══ EXCERPTED DATA
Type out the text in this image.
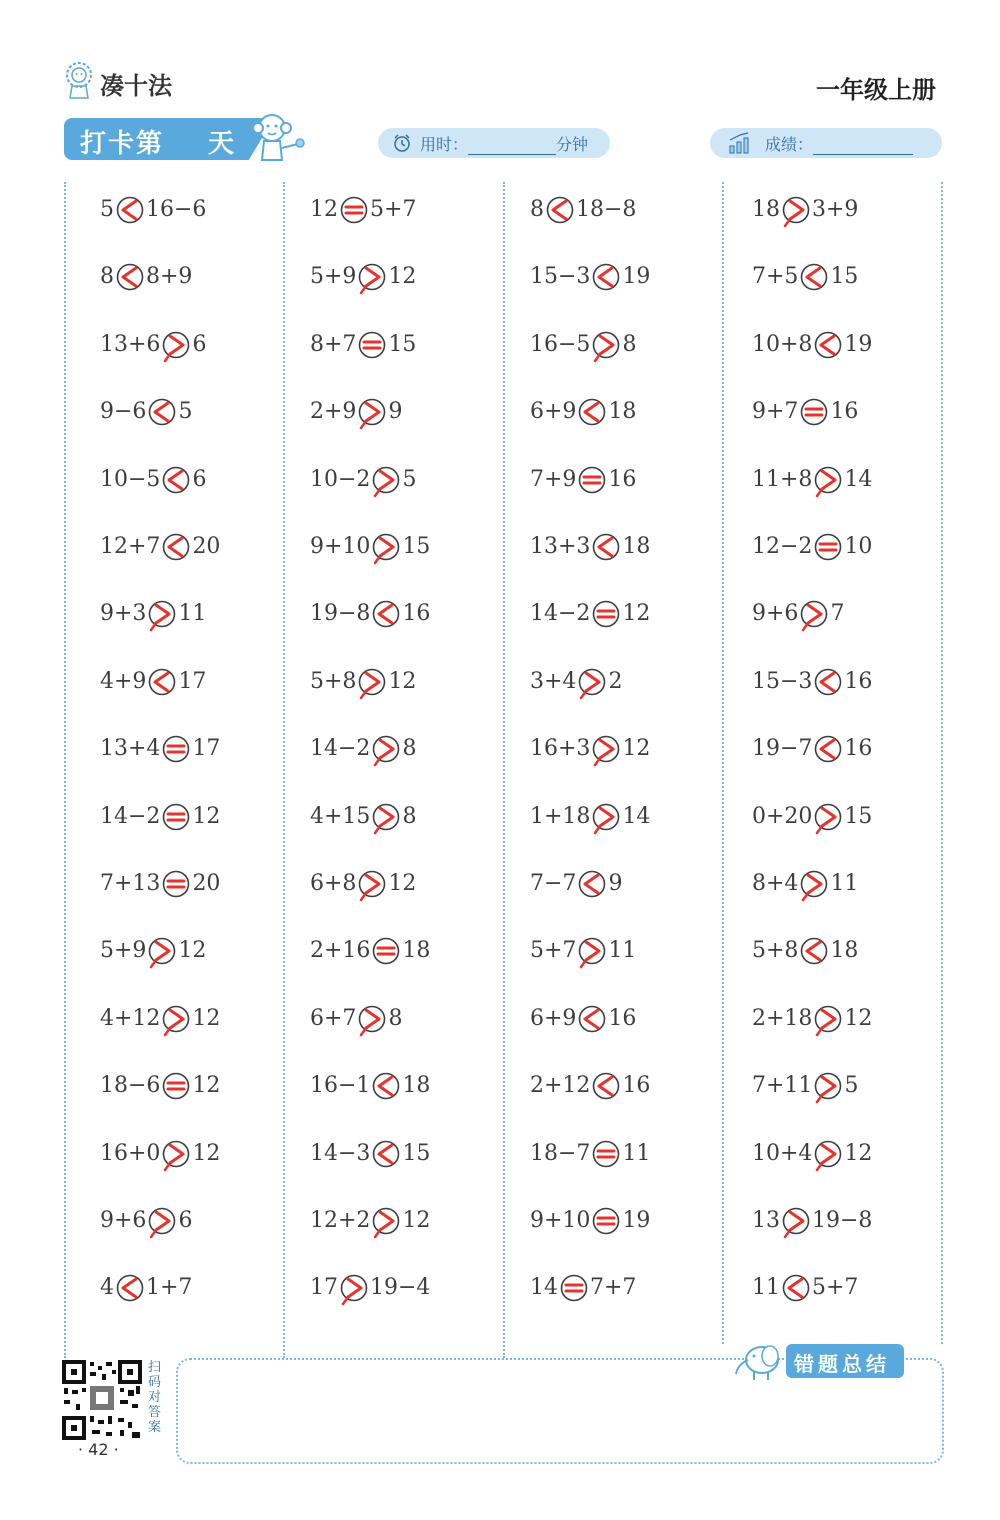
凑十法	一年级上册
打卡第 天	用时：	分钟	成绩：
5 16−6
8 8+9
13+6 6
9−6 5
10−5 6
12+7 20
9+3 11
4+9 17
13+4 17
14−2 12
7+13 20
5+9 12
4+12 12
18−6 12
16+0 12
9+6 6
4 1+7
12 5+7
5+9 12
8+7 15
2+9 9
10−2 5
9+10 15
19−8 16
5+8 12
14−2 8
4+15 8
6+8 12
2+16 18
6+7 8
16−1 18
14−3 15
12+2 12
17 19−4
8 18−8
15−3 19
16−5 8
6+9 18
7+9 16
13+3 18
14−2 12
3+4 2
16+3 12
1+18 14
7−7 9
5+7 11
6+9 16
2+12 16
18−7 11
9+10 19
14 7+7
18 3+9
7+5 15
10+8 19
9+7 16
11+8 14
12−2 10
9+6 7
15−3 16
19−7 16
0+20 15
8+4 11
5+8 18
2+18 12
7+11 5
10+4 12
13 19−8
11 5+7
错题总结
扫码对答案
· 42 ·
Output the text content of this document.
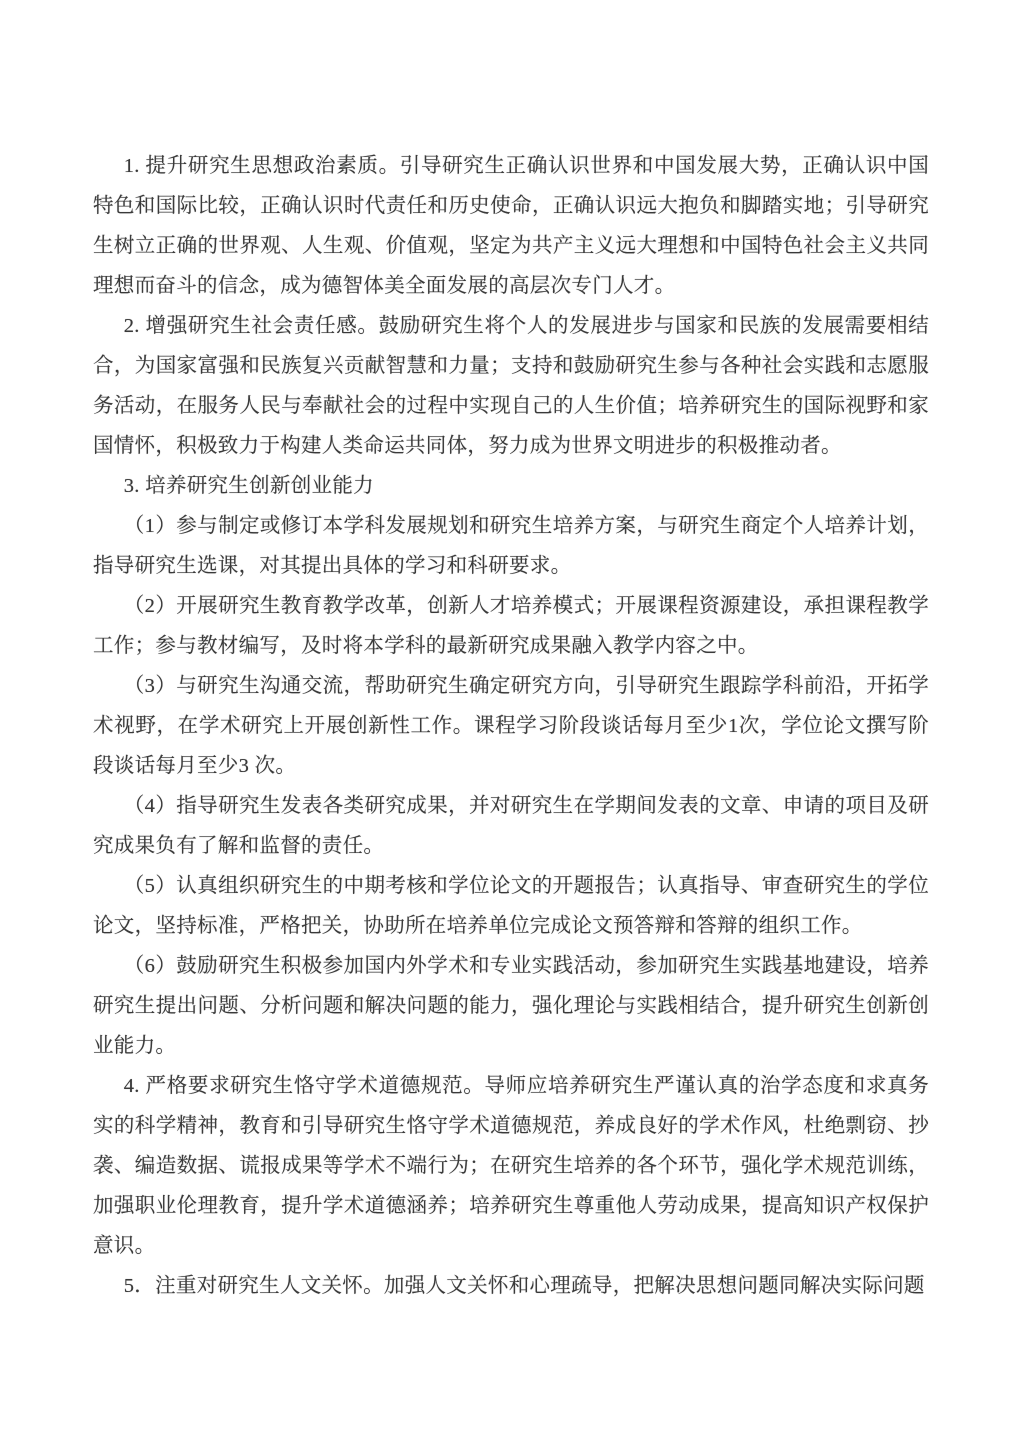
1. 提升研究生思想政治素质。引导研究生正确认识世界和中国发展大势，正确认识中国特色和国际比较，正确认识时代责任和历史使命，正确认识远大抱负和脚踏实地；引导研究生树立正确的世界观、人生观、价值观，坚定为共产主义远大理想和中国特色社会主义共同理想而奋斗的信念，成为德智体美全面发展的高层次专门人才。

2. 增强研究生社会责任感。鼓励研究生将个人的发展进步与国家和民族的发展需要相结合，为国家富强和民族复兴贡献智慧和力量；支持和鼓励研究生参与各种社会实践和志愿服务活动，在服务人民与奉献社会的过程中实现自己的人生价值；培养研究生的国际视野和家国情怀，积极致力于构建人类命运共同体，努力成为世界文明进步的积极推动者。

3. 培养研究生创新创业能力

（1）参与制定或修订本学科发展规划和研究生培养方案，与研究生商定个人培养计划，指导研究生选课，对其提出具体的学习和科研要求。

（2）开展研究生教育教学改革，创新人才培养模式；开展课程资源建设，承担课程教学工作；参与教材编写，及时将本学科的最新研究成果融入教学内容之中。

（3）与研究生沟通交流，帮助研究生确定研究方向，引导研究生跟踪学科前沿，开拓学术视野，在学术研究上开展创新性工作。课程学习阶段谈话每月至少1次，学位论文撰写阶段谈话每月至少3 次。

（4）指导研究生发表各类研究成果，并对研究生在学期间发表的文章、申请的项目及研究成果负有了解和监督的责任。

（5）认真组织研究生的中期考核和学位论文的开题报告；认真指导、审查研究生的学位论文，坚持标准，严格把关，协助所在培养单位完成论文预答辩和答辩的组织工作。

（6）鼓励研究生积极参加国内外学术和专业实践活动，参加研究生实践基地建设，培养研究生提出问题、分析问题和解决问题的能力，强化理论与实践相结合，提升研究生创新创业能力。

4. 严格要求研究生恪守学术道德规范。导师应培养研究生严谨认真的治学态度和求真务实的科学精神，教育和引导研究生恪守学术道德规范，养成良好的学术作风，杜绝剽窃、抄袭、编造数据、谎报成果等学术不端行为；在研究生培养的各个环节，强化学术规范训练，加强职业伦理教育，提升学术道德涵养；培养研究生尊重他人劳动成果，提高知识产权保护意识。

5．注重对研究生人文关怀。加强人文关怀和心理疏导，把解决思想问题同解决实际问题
════
══ EXCERPTED DATA
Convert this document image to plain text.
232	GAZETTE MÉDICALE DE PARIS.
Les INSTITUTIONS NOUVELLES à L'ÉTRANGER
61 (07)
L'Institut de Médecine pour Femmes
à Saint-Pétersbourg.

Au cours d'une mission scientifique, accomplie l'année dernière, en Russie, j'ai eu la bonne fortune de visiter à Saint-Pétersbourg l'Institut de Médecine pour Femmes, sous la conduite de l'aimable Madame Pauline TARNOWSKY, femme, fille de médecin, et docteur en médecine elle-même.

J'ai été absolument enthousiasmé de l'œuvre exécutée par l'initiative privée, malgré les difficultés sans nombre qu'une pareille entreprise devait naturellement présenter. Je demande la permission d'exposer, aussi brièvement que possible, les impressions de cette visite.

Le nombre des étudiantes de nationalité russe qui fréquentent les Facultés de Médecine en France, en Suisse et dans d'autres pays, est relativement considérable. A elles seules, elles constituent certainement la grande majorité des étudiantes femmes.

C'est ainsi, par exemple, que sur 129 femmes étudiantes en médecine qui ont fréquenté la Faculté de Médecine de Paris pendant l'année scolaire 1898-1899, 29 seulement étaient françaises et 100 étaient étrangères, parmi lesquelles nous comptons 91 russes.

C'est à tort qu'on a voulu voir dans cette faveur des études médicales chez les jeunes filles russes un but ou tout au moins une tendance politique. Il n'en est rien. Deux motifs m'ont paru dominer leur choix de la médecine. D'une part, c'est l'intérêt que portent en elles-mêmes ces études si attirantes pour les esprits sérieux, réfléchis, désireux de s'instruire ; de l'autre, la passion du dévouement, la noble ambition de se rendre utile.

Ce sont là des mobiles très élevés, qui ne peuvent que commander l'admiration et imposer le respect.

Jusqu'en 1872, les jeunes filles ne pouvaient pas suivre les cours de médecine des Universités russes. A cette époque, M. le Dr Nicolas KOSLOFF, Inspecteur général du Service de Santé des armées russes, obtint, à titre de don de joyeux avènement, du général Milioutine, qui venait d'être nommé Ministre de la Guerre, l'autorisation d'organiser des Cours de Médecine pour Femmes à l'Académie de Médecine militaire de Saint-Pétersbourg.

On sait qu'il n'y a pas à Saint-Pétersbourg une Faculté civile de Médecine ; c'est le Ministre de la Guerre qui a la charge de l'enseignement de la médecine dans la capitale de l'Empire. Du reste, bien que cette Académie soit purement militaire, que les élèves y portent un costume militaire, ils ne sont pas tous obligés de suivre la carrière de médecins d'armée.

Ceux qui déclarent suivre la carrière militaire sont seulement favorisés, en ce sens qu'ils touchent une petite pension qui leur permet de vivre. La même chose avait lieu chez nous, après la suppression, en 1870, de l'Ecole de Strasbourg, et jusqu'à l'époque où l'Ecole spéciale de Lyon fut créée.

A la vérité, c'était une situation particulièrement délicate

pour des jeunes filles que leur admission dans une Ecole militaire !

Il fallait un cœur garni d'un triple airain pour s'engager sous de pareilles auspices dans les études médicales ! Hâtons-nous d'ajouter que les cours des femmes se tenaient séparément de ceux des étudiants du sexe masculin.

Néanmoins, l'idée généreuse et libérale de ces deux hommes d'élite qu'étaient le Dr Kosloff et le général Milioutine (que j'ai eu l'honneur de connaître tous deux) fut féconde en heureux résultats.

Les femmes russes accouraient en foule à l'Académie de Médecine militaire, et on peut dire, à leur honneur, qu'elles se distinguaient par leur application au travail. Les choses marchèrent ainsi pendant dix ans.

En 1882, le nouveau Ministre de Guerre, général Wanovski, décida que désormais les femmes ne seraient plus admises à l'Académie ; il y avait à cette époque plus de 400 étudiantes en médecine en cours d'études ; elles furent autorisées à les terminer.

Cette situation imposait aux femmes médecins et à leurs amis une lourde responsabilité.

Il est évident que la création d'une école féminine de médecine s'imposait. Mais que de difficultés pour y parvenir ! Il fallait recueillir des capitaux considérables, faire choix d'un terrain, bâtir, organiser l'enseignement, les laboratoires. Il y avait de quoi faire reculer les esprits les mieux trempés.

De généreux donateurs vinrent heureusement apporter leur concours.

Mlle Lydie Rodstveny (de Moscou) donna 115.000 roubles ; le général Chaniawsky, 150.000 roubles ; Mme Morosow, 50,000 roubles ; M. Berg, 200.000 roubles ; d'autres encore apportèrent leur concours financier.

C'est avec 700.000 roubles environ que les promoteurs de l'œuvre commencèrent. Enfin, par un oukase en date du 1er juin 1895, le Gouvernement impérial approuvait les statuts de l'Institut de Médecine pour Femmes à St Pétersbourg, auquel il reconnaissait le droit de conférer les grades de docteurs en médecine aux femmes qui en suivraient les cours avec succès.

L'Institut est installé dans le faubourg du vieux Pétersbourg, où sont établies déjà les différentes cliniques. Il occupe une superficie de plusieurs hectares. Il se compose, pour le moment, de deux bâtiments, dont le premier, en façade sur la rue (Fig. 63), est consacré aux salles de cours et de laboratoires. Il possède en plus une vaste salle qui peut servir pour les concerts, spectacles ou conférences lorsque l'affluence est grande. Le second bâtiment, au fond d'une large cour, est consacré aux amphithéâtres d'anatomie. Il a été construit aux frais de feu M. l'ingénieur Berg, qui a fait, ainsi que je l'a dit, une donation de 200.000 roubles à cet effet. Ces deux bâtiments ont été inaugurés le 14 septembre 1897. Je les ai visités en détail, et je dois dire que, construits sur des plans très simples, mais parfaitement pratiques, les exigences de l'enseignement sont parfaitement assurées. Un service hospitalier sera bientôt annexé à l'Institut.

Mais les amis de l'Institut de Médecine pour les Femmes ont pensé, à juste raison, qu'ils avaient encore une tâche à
════
══ EXCERPTED DATA
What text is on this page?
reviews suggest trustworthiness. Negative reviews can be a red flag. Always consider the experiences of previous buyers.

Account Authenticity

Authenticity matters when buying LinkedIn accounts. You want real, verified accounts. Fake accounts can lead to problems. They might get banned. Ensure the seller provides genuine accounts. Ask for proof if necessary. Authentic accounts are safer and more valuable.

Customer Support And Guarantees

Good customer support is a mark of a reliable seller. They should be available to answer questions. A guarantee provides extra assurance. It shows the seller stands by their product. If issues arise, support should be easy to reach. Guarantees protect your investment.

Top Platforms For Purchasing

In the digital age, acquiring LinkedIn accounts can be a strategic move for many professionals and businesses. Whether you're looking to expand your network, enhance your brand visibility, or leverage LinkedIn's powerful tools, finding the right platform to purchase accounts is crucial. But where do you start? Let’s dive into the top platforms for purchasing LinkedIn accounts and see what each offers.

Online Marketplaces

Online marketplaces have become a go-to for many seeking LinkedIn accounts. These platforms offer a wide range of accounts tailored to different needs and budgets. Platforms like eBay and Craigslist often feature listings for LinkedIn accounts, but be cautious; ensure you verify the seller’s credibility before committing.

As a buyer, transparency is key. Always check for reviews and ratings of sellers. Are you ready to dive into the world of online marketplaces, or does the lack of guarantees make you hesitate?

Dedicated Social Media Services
════
Track down every line with the word "choix" and copy it.

** ANSWER TO THIS TASK **
C'est à tort qu'on a voulu voir dans cette faveur des études médicales chez les jeunes filles russes un but ou tout au moins une tendance politique. Il n'en est rien. Deux motifs m'ont paru dominer leur choix de la médecine. D'une part, c'est l'intérêt que portent en elles-mêmes ces études si attirantes pour les esprits sérieux, réfléchis, désireux de s'instruire ; de l'autre, la passion du dévouement, la noble ambition de se rendre utile.
Il est évident que la création d'une école féminine de médecine s'imposait. Mais que de difficultés pour y parvenir ! Il fallait recueillir des capitaux considérables, faire choix d'un terrain, bâtir, organiser l'enseignement, les laboratoires. Il y avait de quoi faire reculer les esprits les mieux trempés.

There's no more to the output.